TASK OBJECTIVE. Start with the line containing "Give me a plain-text" and write out each line through the end of the listing, exactly as given.

DATA SECTION.
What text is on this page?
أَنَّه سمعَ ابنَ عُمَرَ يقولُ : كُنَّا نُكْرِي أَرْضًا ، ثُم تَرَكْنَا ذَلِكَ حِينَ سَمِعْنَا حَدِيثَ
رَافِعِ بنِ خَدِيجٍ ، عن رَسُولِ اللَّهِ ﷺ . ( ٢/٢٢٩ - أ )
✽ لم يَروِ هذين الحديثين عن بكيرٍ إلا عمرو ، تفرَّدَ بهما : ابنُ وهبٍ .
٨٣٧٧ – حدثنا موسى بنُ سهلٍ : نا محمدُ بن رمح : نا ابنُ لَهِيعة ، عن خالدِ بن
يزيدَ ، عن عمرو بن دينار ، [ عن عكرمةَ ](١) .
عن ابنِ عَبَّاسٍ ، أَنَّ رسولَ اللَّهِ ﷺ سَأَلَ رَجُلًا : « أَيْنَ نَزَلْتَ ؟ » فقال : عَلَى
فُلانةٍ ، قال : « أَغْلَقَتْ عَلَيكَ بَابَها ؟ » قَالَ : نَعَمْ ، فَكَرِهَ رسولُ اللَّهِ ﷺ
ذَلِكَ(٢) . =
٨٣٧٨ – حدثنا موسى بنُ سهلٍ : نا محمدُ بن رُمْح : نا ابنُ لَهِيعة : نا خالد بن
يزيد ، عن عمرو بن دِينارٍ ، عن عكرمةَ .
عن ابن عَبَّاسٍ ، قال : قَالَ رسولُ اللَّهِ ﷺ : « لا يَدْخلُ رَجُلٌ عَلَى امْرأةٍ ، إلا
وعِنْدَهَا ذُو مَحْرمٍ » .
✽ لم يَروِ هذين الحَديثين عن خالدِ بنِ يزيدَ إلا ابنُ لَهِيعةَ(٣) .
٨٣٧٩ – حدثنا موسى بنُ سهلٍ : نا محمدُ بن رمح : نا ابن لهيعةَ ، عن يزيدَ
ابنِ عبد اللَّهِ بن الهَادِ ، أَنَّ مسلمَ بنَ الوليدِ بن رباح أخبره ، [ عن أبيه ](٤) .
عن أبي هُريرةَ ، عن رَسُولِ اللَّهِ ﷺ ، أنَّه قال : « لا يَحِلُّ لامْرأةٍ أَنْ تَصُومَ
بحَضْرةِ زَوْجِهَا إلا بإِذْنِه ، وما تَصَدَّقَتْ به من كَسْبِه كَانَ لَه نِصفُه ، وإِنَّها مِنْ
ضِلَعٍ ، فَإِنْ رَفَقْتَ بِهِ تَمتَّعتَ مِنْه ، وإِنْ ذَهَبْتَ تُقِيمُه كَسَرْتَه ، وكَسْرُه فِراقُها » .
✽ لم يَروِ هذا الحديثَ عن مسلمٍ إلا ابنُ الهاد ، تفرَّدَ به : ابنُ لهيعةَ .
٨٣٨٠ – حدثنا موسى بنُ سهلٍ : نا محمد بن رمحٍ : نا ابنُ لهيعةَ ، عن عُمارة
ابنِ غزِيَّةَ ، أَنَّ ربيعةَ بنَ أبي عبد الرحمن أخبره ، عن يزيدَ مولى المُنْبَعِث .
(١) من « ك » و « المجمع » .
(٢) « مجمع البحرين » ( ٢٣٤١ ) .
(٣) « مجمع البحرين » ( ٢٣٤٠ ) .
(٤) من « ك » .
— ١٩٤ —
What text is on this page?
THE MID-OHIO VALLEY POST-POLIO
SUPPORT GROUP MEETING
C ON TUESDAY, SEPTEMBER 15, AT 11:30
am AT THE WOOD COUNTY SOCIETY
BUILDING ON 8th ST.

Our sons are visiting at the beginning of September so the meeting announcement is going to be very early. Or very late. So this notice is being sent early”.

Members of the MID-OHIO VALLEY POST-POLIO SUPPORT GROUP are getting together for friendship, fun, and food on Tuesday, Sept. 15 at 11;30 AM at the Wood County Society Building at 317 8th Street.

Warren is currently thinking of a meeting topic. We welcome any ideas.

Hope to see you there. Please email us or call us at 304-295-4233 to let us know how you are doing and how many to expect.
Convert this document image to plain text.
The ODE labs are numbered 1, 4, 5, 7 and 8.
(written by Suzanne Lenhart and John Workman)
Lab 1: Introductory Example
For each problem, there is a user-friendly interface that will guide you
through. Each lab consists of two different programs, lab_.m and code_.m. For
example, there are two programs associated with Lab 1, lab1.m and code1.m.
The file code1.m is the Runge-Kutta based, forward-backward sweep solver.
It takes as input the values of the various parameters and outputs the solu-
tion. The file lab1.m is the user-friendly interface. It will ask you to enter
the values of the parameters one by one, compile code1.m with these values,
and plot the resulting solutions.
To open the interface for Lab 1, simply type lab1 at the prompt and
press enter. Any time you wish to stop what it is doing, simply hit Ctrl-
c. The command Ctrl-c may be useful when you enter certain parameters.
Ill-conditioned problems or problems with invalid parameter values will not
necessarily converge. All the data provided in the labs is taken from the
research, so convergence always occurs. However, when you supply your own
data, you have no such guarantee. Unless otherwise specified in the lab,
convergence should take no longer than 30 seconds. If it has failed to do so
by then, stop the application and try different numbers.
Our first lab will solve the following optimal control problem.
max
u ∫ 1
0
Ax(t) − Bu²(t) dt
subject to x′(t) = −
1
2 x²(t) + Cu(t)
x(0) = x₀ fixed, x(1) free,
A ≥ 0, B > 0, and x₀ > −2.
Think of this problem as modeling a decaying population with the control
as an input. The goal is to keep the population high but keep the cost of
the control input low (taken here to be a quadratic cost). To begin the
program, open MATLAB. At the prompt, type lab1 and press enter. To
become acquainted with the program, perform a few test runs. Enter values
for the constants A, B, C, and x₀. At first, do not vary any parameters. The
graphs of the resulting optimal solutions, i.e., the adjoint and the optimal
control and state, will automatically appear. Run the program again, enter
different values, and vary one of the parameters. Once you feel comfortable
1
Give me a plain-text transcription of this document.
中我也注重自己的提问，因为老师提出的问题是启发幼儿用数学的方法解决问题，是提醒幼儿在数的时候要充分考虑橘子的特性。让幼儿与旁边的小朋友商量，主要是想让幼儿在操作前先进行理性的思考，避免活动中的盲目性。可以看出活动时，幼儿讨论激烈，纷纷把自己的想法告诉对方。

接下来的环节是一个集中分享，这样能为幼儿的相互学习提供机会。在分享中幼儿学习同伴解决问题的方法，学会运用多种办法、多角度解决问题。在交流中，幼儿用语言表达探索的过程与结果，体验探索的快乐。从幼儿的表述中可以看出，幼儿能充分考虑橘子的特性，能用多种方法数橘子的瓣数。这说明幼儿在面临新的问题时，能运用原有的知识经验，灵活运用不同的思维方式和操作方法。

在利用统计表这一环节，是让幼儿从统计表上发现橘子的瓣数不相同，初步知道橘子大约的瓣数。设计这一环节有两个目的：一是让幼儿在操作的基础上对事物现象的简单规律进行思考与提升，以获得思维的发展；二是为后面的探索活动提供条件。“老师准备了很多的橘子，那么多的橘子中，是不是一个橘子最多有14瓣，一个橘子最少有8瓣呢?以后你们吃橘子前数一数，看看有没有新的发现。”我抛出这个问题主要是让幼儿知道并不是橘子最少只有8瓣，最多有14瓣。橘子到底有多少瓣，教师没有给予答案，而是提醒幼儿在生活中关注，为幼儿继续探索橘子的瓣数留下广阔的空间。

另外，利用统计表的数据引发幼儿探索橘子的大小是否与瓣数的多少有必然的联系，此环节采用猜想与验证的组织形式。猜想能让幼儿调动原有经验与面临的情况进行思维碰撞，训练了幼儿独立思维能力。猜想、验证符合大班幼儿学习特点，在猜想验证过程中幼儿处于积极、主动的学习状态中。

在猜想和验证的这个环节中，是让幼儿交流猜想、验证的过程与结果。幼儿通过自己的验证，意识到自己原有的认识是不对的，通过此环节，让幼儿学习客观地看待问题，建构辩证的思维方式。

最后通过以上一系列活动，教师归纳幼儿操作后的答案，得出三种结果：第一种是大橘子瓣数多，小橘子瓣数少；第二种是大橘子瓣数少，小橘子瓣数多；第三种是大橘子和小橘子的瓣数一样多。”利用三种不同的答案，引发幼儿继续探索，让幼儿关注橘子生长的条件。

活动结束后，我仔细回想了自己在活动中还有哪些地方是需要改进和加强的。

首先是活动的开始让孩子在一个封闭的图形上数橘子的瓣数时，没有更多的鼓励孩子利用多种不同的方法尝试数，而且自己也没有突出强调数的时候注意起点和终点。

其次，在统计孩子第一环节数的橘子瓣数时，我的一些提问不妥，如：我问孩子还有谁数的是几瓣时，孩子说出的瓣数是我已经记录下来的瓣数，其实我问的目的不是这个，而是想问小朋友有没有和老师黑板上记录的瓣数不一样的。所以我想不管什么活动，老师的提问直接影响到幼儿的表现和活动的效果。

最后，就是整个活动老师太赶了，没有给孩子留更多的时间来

RIGHT ANSWER.
Give me a plain-text transcription of this document.
中我也注重自己的提问，因为老师提出的问题是启发幼儿用数学的方法解决问题，是提醒幼儿在数的时候要充分考虑橘子的特性。让幼儿与旁边的小朋友商量，主要是想让幼儿在操作前先进行理性的思考，避免活动中的盲目性。可以看出活动时，幼儿讨论激烈，纷纷把自己的想法告诉对方。

接下来的环节是一个集中分享，这样能为幼儿的相互学习提供机会。在分享中幼儿学习同伴解决问题的方法，学会运用多种办法、多角度解决问题。在交流中，幼儿用语言表达探索的过程与结果，体验探索的快乐。从幼儿的表述中可以看出，幼儿能充分考虑橘子的特性，能用多种方法数橘子的瓣数。这说明幼儿在面临新的问题时，能运用原有的知识经验，灵活运用不同的思维方式和操作方法。

在利用统计表这一环节，是让幼儿从统计表上发现橘子的瓣数不相同，初步知道橘子大约的瓣数。设计这一环节有两个目的：一是让幼儿在操作的基础上对事物现象的简单规律进行思考与提升，以获得思维的发展；二是为后面的探索活动提供条件。“老师准备了很多的橘子，那么多的橘子中，是不是一个橘子最多有14瓣，一个橘子最少有8瓣呢?以后你们吃橘子前数一数，看看有没有新的发现。”我抛出这个问题主要是让幼儿知道并不是橘子最少只有8瓣，最多有14瓣。橘子到底有多少瓣，教师没有给予答案，而是提醒幼儿在生活中关注，为幼儿继续探索橘子的瓣数留下广阔的空间。

另外，利用统计表的数据引发幼儿探索橘子的大小是否与瓣数的多少有必然的联系，此环节采用猜想与验证的组织形式。猜想能让幼儿调动原有经验与面临的情况进行思维碰撞，训练了幼儿独立思维能力。猜想、验证符合大班幼儿学习特点，在猜想验证过程中幼儿处于积极、主动的学习状态中。

在猜想和验证的这个环节中，是让幼儿交流猜想、验证的过程与结果。幼儿通过自己的验证，意识到自己原有的认识是不对的，通过此环节，让幼儿学习客观地看待问题，建构辩证的思维方式。

最后通过以上一系列活动，教师归纳幼儿操作后的答案，得出三种结果：第一种是大橘子瓣数多，小橘子瓣数少；第二种是大橘子瓣数少，小橘子瓣数多；第三种是大橘子和小橘子的瓣数一样多。”利用三种不同的答案，引发幼儿继续探索，让幼儿关注橘子生长的条件。

活动结束后，我仔细回想了自己在活动中还有哪些地方是需要改进和加强的。

首先是活动的开始让孩子在一个封闭的图形上数橘子的瓣数时，没有更多的鼓励孩子利用多种不同的方法尝试数，而且自己也没有突出强调数的时候注意起点和终点。

其次，在统计孩子第一环节数的橘子瓣数时，我的一些提问不妥，如：我问孩子还有谁数的是几瓣时，孩子说出的瓣数是我已经记录下来的瓣数，其实我问的目的不是这个，而是想问小朋友有没有和老师黑板上记录的瓣数不一样的。所以我想不管什么活动，老师的提问直接影响到幼儿的表现和活动的效果。

最后，就是整个活动老师太赶了，没有给孩子留更多的时间来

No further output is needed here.